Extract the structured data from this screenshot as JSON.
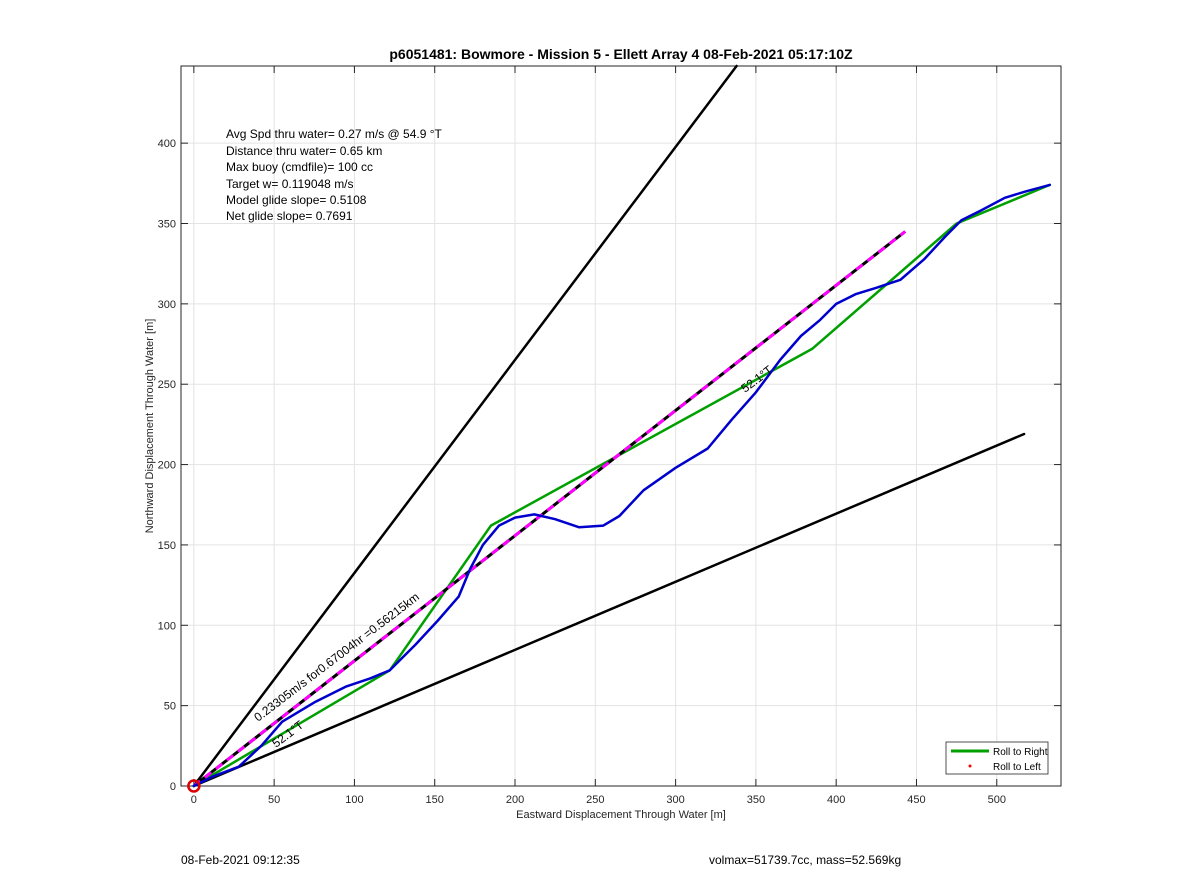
{
  "chart_data": {
    "type": "line",
    "title": "p6051481: Bowmore - Mission 5 - Ellett Array 4 08-Feb-2021 05:17:10Z",
    "xlabel": "Eastward Displacement Through Water [m]",
    "ylabel": "Northward Displacement Through Water [m]",
    "xlim": [
      -8,
      540
    ],
    "ylim": [
      0,
      448
    ],
    "xticks": [
      0,
      50,
      100,
      150,
      200,
      250,
      300,
      350,
      400,
      450,
      500
    ],
    "yticks": [
      0,
      50,
      100,
      150,
      200,
      250,
      300,
      350,
      400
    ],
    "grid": true,
    "legend_position": "bottom-right",
    "info_lines": [
      "Avg Spd thru water=  0.27 m/s @  54.9 °T",
      "Distance thru water=  0.65 km",
      "Max buoy (cmdfile)= 100 cc",
      "Target w= 0.119048 m/s",
      "Model glide slope= 0.5108",
      "Net glide slope= 0.7691"
    ],
    "legend": [
      {
        "label": "Roll to Right",
        "color": "#00a000",
        "style": "line"
      },
      {
        "label": "Roll to Left",
        "color": "#ff0000",
        "style": "dot"
      }
    ],
    "annotations": {
      "dashed_label": "0.23305m/s for0.67004hr =0.56215km",
      "heading_label_1": "52.1°T",
      "heading_label_2": "52.1°T"
    },
    "series": [
      {
        "name": "Roll to Right",
        "color": "#00a000",
        "x": [
          0,
          122,
          185,
          385,
          475,
          533
        ],
        "y": [
          0,
          72,
          162,
          272,
          350,
          374
        ]
      },
      {
        "color": "#0000cc",
        "x": [
          0,
          12,
          28,
          42,
          55,
          75,
          95,
          110,
          122,
          138,
          152,
          165,
          172,
          180,
          190,
          200,
          212,
          225,
          240,
          255,
          265,
          280,
          300,
          320,
          335,
          350,
          365,
          378,
          390,
          400,
          412,
          425,
          440,
          455,
          468,
          478,
          490,
          505,
          518,
          533
        ],
        "y": [
          0,
          6,
          12,
          25,
          40,
          52,
          62,
          67,
          72,
          88,
          103,
          118,
          135,
          150,
          162,
          167,
          169,
          166,
          161,
          162,
          168,
          184,
          198,
          210,
          228,
          245,
          265,
          280,
          290,
          300,
          306,
          310,
          315,
          328,
          342,
          352,
          358,
          366,
          370,
          374
        ]
      },
      {
        "color": "#ff00ff",
        "style": "dash",
        "x": [
          0,
          443
        ],
        "y": [
          0,
          345
        ]
      },
      {
        "color": "#000000",
        "x": [
          0,
          338
        ],
        "y": [
          0,
          448
        ]
      },
      {
        "color": "#000000",
        "x": [
          0,
          517
        ],
        "y": [
          0,
          219
        ]
      }
    ],
    "origin_marker": {
      "x": 0,
      "y": 0,
      "color": "#dd0000"
    }
  },
  "footer": {
    "left": "08-Feb-2021 09:12:35",
    "right": "volmax=51739.7cc, mass=52.569kg"
  }
}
====
## [What you will do]
Every record is to be reproduced exactly, with no pictures included.

## [Answer in full]
Extract the structured data from this screenshot as JSON.
{
  "chart_data": {
    "type": "line",
    "title": "p6051481: Bowmore - Mission 5 - Ellett Array 4 08-Feb-2021 05:17:10Z",
    "xlabel": "Eastward Displacement Through Water [m]",
    "ylabel": "Northward Displacement Through Water [m]",
    "xlim": [
      -8,
      540
    ],
    "ylim": [
      0,
      448
    ],
    "xticks": [
      0,
      50,
      100,
      150,
      200,
      250,
      300,
      350,
      400,
      450,
      500
    ],
    "yticks": [
      0,
      50,
      100,
      150,
      200,
      250,
      300,
      350,
      400
    ],
    "grid": true,
    "legend_position": "bottom-right",
    "info_lines": [
      "Avg Spd thru water=  0.27 m/s @  54.9 °T",
      "Distance thru water=  0.65 km",
      "Max buoy (cmdfile)= 100 cc",
      "Target w= 0.119048 m/s",
      "Model glide slope= 0.5108",
      "Net glide slope= 0.7691"
    ],
    "legend": [
      {
        "label": "Roll to Right",
        "color": "#00a000",
        "style": "line"
      },
      {
        "label": "Roll to Left",
        "color": "#ff0000",
        "style": "dot"
      }
    ],
    "annotations": {
      "dashed_label": "0.23305m/s for0.67004hr =0.56215km",
      "heading_label_1": "52.1°T",
      "heading_label_2": "52.1°T"
    },
    "series": [
      {
        "name": "Roll to Right",
        "color": "#00a000",
        "x": [
          0,
          122,
          185,
          385,
          475,
          533
        ],
        "y": [
          0,
          72,
          162,
          272,
          350,
          374
        ]
      },
      {
        "color": "#0000cc",
        "x": [
          0,
          12,
          28,
          42,
          55,
          75,
          95,
          110,
          122,
          138,
          152,
          165,
          172,
          180,
          190,
          200,
          212,
          225,
          240,
          255,
          265,
          280,
          300,
          320,
          335,
          350,
          365,
          378,
          390,
          400,
          412,
          425,
          440,
          455,
          468,
          478,
          490,
          505,
          518,
          533
        ],
        "y": [
          0,
          6,
          12,
          25,
          40,
          52,
          62,
          67,
          72,
          88,
          103,
          118,
          135,
          150,
          162,
          167,
          169,
          166,
          161,
          162,
          168,
          184,
          198,
          210,
          228,
          245,
          265,
          280,
          290,
          300,
          306,
          310,
          315,
          328,
          342,
          352,
          358,
          366,
          370,
          374
        ]
      },
      {
        "color": "#ff00ff",
        "style": "dash",
        "x": [
          0,
          443
        ],
        "y": [
          0,
          345
        ]
      },
      {
        "color": "#000000",
        "x": [
          0,
          338
        ],
        "y": [
          0,
          448
        ]
      },
      {
        "color": "#000000",
        "x": [
          0,
          517
        ],
        "y": [
          0,
          219
        ]
      }
    ],
    "origin_marker": {
      "x": 0,
      "y": 0,
      "color": "#dd0000"
    }
  },
  "footer": {
    "left": "08-Feb-2021 09:12:35",
    "right": "volmax=51739.7cc, mass=52.569kg"
  }
}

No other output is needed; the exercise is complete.